Set task >> Locate every line in the records below that contains the word "screenshot", and copy each one.

==== Records for this exercise

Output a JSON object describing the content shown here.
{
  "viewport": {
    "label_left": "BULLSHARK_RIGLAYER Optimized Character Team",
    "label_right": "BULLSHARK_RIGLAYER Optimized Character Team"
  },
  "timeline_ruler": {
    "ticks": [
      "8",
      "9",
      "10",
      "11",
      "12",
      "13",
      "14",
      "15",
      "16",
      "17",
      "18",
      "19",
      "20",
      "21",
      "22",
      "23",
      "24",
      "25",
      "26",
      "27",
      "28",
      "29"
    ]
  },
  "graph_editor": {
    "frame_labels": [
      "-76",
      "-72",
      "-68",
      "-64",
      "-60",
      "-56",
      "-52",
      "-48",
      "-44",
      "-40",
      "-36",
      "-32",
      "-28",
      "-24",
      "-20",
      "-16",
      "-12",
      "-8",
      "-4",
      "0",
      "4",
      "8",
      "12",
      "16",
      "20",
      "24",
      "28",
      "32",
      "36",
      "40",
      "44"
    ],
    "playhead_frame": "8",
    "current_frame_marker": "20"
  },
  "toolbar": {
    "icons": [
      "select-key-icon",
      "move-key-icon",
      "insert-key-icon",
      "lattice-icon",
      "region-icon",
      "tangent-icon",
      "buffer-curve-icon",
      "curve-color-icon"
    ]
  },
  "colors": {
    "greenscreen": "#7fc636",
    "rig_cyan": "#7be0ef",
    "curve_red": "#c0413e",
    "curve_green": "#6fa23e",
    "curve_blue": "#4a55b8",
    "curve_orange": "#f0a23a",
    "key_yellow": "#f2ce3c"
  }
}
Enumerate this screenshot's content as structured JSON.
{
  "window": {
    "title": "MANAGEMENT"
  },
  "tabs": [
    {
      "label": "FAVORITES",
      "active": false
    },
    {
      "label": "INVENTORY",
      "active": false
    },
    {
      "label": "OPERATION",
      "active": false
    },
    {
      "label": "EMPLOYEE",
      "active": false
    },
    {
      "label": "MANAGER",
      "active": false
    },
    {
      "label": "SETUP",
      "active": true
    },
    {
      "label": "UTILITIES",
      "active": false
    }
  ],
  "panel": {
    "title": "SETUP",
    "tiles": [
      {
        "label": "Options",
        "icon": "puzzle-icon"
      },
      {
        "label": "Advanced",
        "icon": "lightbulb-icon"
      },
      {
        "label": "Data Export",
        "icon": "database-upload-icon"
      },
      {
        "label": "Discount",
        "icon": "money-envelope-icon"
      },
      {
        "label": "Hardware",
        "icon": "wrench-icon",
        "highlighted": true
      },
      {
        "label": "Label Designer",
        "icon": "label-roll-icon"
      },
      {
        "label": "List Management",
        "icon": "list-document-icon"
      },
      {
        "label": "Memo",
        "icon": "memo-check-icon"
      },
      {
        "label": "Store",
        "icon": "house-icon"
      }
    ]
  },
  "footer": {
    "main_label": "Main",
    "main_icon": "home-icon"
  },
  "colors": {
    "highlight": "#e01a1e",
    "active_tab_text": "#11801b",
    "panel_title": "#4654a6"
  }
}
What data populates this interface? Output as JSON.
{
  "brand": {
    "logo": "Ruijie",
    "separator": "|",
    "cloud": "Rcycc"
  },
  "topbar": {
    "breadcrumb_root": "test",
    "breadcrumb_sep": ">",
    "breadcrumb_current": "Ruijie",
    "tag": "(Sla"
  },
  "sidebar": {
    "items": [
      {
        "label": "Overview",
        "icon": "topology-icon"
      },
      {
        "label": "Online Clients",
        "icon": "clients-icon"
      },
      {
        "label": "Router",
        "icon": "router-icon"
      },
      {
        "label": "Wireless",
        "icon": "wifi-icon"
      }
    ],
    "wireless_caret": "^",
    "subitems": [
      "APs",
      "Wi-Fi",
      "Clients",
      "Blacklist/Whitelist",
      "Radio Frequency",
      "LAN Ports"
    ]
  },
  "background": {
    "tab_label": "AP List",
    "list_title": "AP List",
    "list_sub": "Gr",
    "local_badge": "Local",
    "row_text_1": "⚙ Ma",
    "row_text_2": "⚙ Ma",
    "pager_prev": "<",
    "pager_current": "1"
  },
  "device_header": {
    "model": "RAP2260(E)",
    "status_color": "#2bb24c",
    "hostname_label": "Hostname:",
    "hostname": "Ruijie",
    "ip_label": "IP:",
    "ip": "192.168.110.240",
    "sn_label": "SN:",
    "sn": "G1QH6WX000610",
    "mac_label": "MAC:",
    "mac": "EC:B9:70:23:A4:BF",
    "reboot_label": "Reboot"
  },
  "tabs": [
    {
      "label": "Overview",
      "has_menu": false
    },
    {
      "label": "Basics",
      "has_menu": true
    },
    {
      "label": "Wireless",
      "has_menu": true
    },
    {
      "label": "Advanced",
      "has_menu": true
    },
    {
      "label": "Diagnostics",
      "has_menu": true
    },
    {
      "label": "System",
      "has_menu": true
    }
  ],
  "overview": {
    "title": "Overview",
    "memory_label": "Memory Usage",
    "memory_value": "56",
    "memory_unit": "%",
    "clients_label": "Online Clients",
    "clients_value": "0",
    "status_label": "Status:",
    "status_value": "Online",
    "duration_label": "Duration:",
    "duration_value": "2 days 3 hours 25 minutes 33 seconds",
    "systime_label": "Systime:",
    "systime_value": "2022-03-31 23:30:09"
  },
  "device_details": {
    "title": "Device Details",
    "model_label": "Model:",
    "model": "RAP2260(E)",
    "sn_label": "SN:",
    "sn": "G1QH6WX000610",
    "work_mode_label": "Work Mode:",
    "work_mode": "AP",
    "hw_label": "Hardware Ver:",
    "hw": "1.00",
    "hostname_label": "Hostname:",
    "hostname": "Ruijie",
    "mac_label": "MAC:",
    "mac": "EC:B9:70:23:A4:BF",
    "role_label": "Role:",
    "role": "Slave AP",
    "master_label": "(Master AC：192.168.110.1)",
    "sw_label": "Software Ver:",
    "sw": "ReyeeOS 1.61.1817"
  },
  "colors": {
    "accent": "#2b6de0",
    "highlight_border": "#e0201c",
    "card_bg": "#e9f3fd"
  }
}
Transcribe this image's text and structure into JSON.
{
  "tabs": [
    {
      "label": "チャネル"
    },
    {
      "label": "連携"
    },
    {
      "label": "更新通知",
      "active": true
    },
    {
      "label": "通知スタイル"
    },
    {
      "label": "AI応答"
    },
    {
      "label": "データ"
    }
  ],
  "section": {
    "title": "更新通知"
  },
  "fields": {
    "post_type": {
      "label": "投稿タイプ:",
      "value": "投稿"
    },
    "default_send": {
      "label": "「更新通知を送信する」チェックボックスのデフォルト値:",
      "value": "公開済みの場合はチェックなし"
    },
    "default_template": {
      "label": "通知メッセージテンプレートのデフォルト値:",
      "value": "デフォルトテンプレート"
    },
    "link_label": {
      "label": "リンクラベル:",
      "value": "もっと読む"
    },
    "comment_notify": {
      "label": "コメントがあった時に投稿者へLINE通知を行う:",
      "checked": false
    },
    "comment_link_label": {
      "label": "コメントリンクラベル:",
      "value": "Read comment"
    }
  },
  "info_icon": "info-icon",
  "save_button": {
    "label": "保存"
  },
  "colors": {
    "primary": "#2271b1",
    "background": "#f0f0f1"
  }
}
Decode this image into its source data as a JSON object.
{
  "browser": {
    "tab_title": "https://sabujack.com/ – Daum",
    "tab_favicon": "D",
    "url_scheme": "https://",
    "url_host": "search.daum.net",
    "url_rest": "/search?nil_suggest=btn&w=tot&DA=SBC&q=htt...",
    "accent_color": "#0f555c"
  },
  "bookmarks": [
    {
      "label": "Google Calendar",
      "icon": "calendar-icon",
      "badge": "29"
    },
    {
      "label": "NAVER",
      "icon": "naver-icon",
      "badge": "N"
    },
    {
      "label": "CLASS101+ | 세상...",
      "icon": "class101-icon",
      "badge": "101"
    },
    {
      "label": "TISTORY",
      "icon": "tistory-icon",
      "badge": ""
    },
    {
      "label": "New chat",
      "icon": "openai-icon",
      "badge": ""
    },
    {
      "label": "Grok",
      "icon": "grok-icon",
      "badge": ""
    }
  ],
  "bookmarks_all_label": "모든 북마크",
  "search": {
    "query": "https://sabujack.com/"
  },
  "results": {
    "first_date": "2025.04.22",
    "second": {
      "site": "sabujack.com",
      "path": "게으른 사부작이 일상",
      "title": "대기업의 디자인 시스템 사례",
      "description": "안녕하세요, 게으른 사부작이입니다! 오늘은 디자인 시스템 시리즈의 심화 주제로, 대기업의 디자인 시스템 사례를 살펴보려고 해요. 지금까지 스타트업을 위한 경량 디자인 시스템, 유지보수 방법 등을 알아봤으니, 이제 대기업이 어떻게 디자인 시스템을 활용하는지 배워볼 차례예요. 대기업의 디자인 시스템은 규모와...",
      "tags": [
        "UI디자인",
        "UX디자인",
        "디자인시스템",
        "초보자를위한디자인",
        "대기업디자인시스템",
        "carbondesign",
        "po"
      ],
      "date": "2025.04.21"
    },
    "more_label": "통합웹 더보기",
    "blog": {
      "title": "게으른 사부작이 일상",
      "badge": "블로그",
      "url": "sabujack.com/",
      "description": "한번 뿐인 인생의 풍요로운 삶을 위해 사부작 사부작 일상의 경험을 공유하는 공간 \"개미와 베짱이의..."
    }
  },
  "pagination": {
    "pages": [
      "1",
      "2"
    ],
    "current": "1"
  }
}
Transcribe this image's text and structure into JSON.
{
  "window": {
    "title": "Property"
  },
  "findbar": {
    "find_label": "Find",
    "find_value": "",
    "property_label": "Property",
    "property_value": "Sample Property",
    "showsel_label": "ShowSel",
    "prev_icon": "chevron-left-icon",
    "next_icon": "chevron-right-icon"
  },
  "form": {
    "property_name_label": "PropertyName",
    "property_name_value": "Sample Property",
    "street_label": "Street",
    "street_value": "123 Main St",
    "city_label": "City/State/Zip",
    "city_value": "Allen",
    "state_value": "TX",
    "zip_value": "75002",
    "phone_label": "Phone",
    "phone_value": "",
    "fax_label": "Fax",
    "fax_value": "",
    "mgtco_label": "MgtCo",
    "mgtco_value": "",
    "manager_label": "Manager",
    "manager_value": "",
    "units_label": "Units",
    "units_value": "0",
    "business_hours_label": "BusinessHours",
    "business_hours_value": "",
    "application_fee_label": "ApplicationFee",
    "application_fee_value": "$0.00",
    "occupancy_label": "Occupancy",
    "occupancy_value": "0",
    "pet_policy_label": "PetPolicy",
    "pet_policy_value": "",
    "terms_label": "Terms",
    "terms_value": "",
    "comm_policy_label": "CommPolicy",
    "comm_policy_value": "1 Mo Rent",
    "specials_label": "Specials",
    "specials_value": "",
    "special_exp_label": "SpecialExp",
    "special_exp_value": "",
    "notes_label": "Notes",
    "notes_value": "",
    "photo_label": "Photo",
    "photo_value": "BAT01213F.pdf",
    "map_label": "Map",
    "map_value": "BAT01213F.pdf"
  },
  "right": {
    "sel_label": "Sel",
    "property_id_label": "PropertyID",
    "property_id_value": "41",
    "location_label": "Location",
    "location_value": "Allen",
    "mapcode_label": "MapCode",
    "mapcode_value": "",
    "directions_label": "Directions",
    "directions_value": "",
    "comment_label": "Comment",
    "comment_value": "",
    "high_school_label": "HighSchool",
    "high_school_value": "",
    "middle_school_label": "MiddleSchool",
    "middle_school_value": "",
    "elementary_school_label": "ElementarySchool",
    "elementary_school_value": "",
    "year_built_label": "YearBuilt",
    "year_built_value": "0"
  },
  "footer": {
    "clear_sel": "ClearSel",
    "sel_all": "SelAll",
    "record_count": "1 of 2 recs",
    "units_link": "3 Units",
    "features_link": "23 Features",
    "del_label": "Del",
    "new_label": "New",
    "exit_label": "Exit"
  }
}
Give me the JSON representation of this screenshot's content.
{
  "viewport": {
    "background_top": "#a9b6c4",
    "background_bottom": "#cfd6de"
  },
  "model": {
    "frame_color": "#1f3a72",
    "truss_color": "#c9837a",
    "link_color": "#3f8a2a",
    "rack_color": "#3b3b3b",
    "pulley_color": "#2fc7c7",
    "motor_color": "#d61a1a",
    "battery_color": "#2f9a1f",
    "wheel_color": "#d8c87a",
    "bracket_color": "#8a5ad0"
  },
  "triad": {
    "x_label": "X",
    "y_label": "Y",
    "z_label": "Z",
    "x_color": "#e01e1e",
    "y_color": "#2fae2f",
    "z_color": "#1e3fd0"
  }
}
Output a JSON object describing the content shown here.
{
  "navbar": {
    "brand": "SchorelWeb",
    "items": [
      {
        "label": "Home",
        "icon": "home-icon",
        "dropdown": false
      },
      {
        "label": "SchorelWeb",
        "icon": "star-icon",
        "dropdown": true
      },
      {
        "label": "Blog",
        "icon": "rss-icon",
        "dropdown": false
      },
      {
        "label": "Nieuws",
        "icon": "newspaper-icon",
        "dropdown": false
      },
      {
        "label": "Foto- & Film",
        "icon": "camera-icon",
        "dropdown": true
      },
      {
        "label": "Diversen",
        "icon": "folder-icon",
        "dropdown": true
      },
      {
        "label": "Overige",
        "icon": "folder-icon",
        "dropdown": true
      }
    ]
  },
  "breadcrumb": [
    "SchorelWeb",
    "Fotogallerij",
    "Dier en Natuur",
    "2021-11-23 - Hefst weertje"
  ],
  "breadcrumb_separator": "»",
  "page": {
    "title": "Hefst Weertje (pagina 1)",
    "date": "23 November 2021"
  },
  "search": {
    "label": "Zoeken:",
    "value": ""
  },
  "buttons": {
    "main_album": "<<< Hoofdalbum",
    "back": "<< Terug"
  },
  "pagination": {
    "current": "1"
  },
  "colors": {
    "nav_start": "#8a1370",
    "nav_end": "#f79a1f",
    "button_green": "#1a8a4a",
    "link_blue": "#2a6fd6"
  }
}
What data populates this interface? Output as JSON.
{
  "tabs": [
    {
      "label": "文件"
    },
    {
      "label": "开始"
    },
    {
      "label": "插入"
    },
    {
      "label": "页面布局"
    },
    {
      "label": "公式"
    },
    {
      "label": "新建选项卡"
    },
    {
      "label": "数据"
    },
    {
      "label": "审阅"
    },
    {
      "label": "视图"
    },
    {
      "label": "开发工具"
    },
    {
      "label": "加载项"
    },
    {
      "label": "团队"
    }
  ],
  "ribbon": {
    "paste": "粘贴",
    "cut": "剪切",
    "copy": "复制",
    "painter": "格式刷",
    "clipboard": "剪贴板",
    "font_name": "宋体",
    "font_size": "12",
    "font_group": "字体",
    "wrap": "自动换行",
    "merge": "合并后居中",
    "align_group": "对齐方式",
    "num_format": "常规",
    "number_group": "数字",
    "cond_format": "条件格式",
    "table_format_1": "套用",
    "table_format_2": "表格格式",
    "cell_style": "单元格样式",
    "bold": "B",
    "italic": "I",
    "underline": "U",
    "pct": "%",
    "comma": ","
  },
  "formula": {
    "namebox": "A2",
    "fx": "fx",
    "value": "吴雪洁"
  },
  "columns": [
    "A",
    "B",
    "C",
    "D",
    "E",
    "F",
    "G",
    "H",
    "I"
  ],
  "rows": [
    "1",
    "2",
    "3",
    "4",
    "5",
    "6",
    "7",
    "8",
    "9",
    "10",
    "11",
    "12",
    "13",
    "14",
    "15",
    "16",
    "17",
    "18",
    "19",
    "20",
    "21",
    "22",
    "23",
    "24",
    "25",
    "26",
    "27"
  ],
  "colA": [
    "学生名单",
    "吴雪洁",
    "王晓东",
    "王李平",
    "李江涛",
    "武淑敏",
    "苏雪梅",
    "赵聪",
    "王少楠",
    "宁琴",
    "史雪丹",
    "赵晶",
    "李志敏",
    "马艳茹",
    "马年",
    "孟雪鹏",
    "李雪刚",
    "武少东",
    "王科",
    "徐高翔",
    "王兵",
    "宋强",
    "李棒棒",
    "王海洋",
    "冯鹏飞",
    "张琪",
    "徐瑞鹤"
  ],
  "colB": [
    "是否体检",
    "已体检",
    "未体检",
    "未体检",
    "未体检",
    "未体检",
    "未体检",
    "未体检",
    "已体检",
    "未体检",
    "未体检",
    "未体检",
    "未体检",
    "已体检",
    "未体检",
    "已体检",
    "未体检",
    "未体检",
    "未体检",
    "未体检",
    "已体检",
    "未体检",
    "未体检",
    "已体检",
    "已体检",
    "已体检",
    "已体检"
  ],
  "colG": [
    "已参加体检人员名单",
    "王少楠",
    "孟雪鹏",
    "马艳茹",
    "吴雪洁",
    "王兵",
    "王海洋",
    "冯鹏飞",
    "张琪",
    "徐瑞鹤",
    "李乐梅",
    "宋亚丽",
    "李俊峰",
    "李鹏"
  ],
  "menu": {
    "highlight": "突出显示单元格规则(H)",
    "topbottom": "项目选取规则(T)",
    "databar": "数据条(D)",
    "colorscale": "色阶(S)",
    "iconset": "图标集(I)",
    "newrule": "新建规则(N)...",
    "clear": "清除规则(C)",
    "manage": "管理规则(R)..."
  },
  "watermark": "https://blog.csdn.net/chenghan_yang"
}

========

Answer to this task >>
Enumerate this screenshot's content as structured JSON.
Give me the JSON representation of this screenshot's content.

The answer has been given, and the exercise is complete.